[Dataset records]

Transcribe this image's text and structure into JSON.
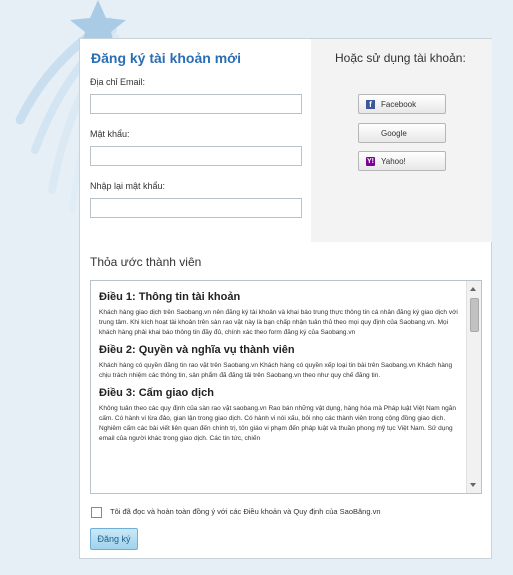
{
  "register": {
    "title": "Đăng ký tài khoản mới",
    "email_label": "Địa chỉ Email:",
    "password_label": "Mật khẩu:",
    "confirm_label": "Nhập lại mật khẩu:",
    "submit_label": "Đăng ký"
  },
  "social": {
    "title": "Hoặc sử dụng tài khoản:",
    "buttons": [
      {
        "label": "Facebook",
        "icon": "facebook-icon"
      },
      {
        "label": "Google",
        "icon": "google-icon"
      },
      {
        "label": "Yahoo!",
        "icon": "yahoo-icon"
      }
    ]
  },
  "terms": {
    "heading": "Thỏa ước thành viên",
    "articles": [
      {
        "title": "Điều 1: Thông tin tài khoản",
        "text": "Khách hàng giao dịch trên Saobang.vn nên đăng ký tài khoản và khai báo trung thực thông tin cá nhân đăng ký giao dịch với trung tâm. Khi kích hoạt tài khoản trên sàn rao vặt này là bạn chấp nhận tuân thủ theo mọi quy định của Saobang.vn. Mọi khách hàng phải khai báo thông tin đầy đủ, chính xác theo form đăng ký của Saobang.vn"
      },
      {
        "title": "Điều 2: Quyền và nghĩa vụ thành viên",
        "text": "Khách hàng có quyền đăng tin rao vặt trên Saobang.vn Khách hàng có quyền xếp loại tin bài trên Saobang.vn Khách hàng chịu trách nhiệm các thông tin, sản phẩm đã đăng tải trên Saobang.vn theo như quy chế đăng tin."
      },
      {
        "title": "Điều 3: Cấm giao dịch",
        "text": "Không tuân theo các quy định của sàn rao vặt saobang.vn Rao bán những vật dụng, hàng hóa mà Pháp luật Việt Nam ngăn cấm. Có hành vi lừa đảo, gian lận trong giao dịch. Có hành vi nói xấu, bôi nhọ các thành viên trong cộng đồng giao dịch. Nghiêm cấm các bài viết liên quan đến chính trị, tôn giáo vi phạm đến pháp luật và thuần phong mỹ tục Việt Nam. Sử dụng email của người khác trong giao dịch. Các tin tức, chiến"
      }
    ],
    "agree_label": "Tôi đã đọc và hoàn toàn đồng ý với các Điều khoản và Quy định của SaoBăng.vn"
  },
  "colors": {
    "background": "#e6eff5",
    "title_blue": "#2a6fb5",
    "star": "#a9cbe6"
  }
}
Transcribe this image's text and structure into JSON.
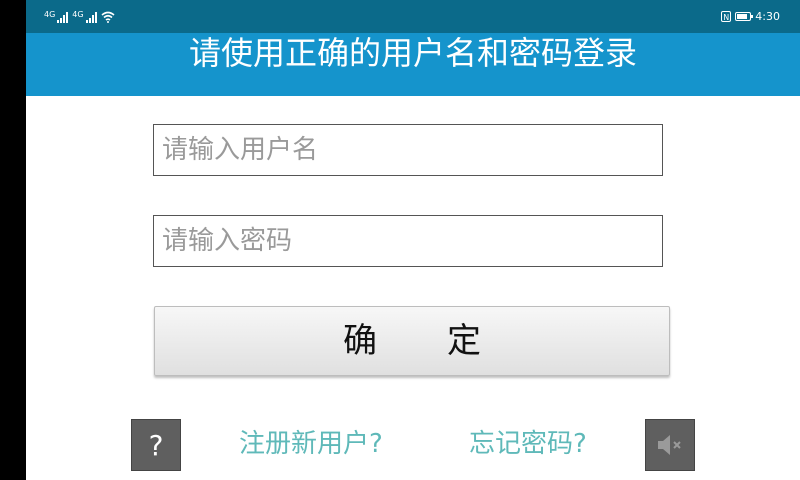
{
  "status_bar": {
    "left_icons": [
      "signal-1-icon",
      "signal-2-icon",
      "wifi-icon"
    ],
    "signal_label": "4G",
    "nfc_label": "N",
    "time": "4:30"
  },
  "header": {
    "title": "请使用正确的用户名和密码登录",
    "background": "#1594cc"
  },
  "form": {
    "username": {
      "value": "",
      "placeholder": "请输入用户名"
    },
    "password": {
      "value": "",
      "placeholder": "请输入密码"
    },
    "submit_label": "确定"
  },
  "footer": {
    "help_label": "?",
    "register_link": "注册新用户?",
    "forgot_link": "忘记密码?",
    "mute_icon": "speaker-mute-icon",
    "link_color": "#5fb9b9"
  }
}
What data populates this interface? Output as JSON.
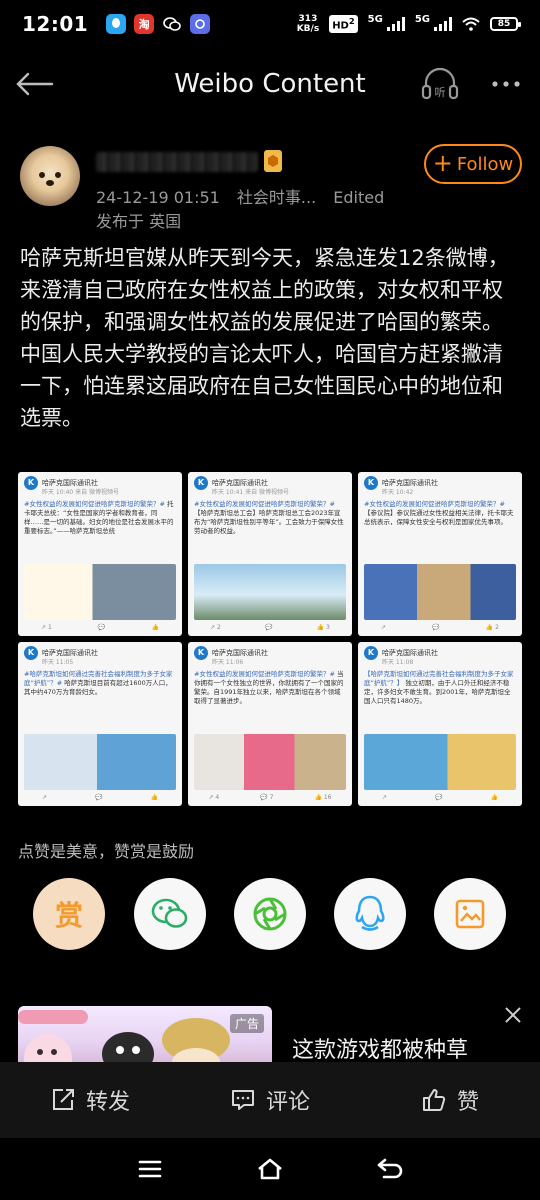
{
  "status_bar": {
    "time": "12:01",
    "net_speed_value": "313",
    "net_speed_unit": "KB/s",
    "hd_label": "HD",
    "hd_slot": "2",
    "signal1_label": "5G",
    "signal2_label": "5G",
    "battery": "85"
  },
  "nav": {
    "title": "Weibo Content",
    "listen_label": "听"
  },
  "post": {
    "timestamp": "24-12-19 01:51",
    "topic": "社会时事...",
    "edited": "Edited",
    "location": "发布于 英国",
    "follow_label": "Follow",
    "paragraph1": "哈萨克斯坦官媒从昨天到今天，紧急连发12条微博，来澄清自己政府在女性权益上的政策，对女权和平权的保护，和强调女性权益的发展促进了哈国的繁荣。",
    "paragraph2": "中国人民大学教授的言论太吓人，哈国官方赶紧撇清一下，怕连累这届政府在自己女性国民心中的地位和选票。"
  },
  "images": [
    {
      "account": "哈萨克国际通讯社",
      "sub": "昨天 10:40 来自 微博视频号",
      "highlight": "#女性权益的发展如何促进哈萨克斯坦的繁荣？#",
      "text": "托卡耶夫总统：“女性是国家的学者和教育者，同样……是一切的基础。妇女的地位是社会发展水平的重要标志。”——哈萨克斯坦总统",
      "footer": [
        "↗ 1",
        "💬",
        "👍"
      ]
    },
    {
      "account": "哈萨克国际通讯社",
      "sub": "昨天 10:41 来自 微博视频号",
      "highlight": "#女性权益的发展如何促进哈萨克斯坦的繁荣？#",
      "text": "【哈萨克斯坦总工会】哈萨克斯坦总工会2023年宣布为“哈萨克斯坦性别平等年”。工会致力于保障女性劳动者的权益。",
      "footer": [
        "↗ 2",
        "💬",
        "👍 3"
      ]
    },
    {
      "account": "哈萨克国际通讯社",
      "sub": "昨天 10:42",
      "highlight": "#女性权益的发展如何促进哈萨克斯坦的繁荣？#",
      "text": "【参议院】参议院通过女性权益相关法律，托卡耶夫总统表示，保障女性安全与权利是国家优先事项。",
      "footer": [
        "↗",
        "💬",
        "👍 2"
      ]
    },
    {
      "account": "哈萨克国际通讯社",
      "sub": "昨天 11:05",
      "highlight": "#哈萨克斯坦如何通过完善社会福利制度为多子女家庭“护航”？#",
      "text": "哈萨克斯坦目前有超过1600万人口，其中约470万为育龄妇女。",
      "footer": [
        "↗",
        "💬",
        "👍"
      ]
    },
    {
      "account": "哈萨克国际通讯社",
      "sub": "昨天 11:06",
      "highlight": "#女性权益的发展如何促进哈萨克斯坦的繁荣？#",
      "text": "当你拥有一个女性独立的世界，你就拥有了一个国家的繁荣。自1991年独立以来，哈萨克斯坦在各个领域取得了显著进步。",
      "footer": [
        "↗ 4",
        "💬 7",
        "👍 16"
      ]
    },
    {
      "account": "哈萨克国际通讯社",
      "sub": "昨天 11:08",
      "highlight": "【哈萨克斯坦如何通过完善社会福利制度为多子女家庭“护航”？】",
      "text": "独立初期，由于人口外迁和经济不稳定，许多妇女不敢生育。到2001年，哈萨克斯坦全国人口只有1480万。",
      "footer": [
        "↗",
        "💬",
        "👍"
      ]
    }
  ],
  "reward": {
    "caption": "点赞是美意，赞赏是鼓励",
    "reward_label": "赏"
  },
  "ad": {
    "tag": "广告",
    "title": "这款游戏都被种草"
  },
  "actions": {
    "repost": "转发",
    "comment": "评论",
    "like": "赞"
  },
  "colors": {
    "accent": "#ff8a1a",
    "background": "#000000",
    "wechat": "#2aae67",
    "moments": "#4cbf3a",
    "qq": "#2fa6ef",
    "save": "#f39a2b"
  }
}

## Task statement
Identify each line in the records above that contains the word "giao", and copy it out in full.

## Expected answer
        "text": "Khách hàng giao dịch trên Saobang.vn nên đăng ký tài khoản và khai báo trung thực thông tin cá nhân đăng ký giao dịch với trung tâm. Khi kích hoạt tài khoản trên sàn rao vặt này là bạn chấp nhận tuân thủ theo mọi quy định của Saobang.vn. Mọi khách hàng phải khai báo thông tin đầy đủ, chính xác theo form đăng ký của Saobang.vn"
        "title": "Điều 3: Cấm giao dịch",
        "text": "Không tuân theo các quy định của sàn rao vặt saobang.vn Rao bán những vật dụng, hàng hóa mà Pháp luật Việt Nam ngăn cấm. Có hành vi lừa đảo, gian lận trong giao dịch. Có hành vi nói xấu, bôi nhọ các thành viên trong cộng đồng giao dịch. Nghiêm cấm các bài viết liên quan đến chính trị, tôn giáo vi phạm đến pháp luật và thuần phong mỹ tục Việt Nam. Sử dụng email của người khác trong giao dịch. Các tin tức, chiến"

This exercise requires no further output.